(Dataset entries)
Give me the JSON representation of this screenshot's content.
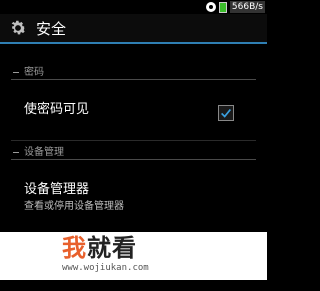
{
  "status_bar": {
    "network_speed": "566B/s",
    "icons": [
      "app-icon",
      "battery-icon"
    ],
    "battery_color": "#3bbd2b"
  },
  "header": {
    "icon": "gear-icon",
    "title": "安全",
    "accent_color": "#2f7fb3"
  },
  "sections": [
    {
      "header": "密码",
      "items": [
        {
          "title": "使密码可见",
          "checked": true
        }
      ]
    },
    {
      "header": "设备管理",
      "items": [
        {
          "title": "设备管理器",
          "summary": "查看或停用设备管理器"
        }
      ]
    }
  ],
  "watermark": {
    "char1": "我",
    "rest": "就看",
    "url": "www.wojiukan.com",
    "accent_color": "#e8602c"
  }
}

> [Stated problem]: All records must be output exactly as they are, except for the pictures, which are left out.

> [Result]:
Give me the JSON representation of this screenshot's content.
{
  "status_bar": {
    "network_speed": "566B/s",
    "icons": [
      "app-icon",
      "battery-icon"
    ],
    "battery_color": "#3bbd2b"
  },
  "header": {
    "icon": "gear-icon",
    "title": "安全",
    "accent_color": "#2f7fb3"
  },
  "sections": [
    {
      "header": "密码",
      "items": [
        {
          "title": "使密码可见",
          "checked": true
        }
      ]
    },
    {
      "header": "设备管理",
      "items": [
        {
          "title": "设备管理器",
          "summary": "查看或停用设备管理器"
        }
      ]
    }
  ],
  "watermark": {
    "char1": "我",
    "rest": "就看",
    "url": "www.wojiukan.com",
    "accent_color": "#e8602c"
  }
}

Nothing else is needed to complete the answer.